» Exercise objective
Each entry below is to be duplicated verbatim.

***** Records

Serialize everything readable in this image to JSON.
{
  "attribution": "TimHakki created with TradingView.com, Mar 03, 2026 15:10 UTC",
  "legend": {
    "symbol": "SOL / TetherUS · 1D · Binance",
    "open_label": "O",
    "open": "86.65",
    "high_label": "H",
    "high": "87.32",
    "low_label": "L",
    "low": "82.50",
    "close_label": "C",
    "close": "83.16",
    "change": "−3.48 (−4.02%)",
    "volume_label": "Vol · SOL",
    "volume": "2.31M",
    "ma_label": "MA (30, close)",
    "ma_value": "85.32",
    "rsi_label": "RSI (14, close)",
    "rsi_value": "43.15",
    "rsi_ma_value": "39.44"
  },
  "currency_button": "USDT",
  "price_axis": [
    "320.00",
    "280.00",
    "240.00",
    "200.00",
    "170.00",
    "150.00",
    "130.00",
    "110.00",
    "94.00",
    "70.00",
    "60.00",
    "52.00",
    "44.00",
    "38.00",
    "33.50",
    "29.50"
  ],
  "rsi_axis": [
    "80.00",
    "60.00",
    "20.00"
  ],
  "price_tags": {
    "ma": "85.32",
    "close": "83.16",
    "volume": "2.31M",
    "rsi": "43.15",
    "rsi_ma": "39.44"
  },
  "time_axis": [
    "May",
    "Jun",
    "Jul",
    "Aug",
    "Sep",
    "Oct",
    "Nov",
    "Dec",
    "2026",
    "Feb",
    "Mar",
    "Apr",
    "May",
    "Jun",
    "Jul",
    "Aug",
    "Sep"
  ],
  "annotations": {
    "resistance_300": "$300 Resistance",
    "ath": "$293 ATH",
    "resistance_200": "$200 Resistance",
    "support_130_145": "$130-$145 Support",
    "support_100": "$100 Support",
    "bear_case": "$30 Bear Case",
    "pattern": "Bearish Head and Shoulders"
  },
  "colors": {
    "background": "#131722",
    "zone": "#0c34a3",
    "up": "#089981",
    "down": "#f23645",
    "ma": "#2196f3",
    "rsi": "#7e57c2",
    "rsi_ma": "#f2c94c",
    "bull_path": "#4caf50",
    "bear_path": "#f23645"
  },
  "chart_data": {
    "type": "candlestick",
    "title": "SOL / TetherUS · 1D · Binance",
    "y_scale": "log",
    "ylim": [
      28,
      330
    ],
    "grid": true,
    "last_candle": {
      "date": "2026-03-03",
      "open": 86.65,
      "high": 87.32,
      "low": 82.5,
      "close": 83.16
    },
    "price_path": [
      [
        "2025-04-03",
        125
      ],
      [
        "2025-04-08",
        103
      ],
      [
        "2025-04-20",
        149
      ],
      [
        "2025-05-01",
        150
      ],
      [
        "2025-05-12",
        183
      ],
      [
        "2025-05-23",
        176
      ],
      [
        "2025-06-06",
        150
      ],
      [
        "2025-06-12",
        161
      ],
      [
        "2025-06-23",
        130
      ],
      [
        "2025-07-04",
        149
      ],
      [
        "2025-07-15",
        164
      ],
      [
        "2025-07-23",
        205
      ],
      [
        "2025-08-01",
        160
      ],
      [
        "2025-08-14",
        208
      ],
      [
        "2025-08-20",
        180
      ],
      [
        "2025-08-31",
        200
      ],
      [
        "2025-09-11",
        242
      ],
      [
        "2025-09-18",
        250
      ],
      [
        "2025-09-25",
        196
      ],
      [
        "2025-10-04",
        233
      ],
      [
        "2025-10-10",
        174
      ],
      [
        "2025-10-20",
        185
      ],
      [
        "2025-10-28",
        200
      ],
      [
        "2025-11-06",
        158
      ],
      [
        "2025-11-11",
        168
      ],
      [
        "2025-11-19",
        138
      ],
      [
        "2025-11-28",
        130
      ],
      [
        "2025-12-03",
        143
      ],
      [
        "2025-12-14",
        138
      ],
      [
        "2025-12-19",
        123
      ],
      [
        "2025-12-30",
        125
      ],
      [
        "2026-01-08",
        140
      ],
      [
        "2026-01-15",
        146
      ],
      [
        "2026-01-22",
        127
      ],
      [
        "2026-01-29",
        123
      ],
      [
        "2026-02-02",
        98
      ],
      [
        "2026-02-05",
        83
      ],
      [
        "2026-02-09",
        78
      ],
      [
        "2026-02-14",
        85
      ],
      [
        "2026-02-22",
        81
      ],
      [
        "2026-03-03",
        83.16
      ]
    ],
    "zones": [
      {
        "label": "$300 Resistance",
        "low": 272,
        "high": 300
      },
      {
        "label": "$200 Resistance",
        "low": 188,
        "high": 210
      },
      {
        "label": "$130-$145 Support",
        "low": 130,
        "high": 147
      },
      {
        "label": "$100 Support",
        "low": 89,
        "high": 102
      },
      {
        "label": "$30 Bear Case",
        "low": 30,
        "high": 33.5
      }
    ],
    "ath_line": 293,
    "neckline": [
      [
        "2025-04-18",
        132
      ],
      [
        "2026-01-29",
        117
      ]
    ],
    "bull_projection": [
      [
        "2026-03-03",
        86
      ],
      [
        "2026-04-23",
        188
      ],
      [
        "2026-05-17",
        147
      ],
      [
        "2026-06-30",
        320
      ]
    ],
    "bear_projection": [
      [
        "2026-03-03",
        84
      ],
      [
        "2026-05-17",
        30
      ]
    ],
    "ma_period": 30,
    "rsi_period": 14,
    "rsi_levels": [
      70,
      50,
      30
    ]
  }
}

**********

» Task response
Serialize everything readable in this image to JSON.
{
  "attribution": "TimHakki created with TradingView.com, Mar 03, 2026 15:10 UTC",
  "legend": {
    "symbol": "SOL / TetherUS · 1D · Binance",
    "open_label": "O",
    "open": "86.65",
    "high_label": "H",
    "high": "87.32",
    "low_label": "L",
    "low": "82.50",
    "close_label": "C",
    "close": "83.16",
    "change": "−3.48 (−4.02%)",
    "volume_label": "Vol · SOL",
    "volume": "2.31M",
    "ma_label": "MA (30, close)",
    "ma_value": "85.32",
    "rsi_label": "RSI (14, close)",
    "rsi_value": "43.15",
    "rsi_ma_value": "39.44"
  },
  "currency_button": "USDT",
  "price_axis": [
    "320.00",
    "280.00",
    "240.00",
    "200.00",
    "170.00",
    "150.00",
    "130.00",
    "110.00",
    "94.00",
    "70.00",
    "60.00",
    "52.00",
    "44.00",
    "38.00",
    "33.50",
    "29.50"
  ],
  "rsi_axis": [
    "80.00",
    "60.00",
    "20.00"
  ],
  "price_tags": {
    "ma": "85.32",
    "close": "83.16",
    "volume": "2.31M",
    "rsi": "43.15",
    "rsi_ma": "39.44"
  },
  "time_axis": [
    "May",
    "Jun",
    "Jul",
    "Aug",
    "Sep",
    "Oct",
    "Nov",
    "Dec",
    "2026",
    "Feb",
    "Mar",
    "Apr",
    "May",
    "Jun",
    "Jul",
    "Aug",
    "Sep"
  ],
  "annotations": {
    "resistance_300": "$300 Resistance",
    "ath": "$293 ATH",
    "resistance_200": "$200 Resistance",
    "support_130_145": "$130-$145 Support",
    "support_100": "$100 Support",
    "bear_case": "$30 Bear Case",
    "pattern": "Bearish Head and Shoulders"
  },
  "colors": {
    "background": "#131722",
    "zone": "#0c34a3",
    "up": "#089981",
    "down": "#f23645",
    "ma": "#2196f3",
    "rsi": "#7e57c2",
    "rsi_ma": "#f2c94c",
    "bull_path": "#4caf50",
    "bear_path": "#f23645"
  },
  "chart_data": {
    "type": "candlestick",
    "title": "SOL / TetherUS · 1D · Binance",
    "y_scale": "log",
    "ylim": [
      28,
      330
    ],
    "grid": true,
    "last_candle": {
      "date": "2026-03-03",
      "open": 86.65,
      "high": 87.32,
      "low": 82.5,
      "close": 83.16
    },
    "price_path": [
      [
        "2025-04-03",
        125
      ],
      [
        "2025-04-08",
        103
      ],
      [
        "2025-04-20",
        149
      ],
      [
        "2025-05-01",
        150
      ],
      [
        "2025-05-12",
        183
      ],
      [
        "2025-05-23",
        176
      ],
      [
        "2025-06-06",
        150
      ],
      [
        "2025-06-12",
        161
      ],
      [
        "2025-06-23",
        130
      ],
      [
        "2025-07-04",
        149
      ],
      [
        "2025-07-15",
        164
      ],
      [
        "2025-07-23",
        205
      ],
      [
        "2025-08-01",
        160
      ],
      [
        "2025-08-14",
        208
      ],
      [
        "2025-08-20",
        180
      ],
      [
        "2025-08-31",
        200
      ],
      [
        "2025-09-11",
        242
      ],
      [
        "2025-09-18",
        250
      ],
      [
        "2025-09-25",
        196
      ],
      [
        "2025-10-04",
        233
      ],
      [
        "2025-10-10",
        174
      ],
      [
        "2025-10-20",
        185
      ],
      [
        "2025-10-28",
        200
      ],
      [
        "2025-11-06",
        158
      ],
      [
        "2025-11-11",
        168
      ],
      [
        "2025-11-19",
        138
      ],
      [
        "2025-11-28",
        130
      ],
      [
        "2025-12-03",
        143
      ],
      [
        "2025-12-14",
        138
      ],
      [
        "2025-12-19",
        123
      ],
      [
        "2025-12-30",
        125
      ],
      [
        "2026-01-08",
        140
      ],
      [
        "2026-01-15",
        146
      ],
      [
        "2026-01-22",
        127
      ],
      [
        "2026-01-29",
        123
      ],
      [
        "2026-02-02",
        98
      ],
      [
        "2026-02-05",
        83
      ],
      [
        "2026-02-09",
        78
      ],
      [
        "2026-02-14",
        85
      ],
      [
        "2026-02-22",
        81
      ],
      [
        "2026-03-03",
        83.16
      ]
    ],
    "zones": [
      {
        "label": "$300 Resistance",
        "low": 272,
        "high": 300
      },
      {
        "label": "$200 Resistance",
        "low": 188,
        "high": 210
      },
      {
        "label": "$130-$145 Support",
        "low": 130,
        "high": 147
      },
      {
        "label": "$100 Support",
        "low": 89,
        "high": 102
      },
      {
        "label": "$30 Bear Case",
        "low": 30,
        "high": 33.5
      }
    ],
    "ath_line": 293,
    "neckline": [
      [
        "2025-04-18",
        132
      ],
      [
        "2026-01-29",
        117
      ]
    ],
    "bull_projection": [
      [
        "2026-03-03",
        86
      ],
      [
        "2026-04-23",
        188
      ],
      [
        "2026-05-17",
        147
      ],
      [
        "2026-06-30",
        320
      ]
    ],
    "bear_projection": [
      [
        "2026-03-03",
        84
      ],
      [
        "2026-05-17",
        30
      ]
    ],
    "ma_period": 30,
    "rsi_period": 14,
    "rsi_levels": [
      70,
      50,
      30
    ]
  }
}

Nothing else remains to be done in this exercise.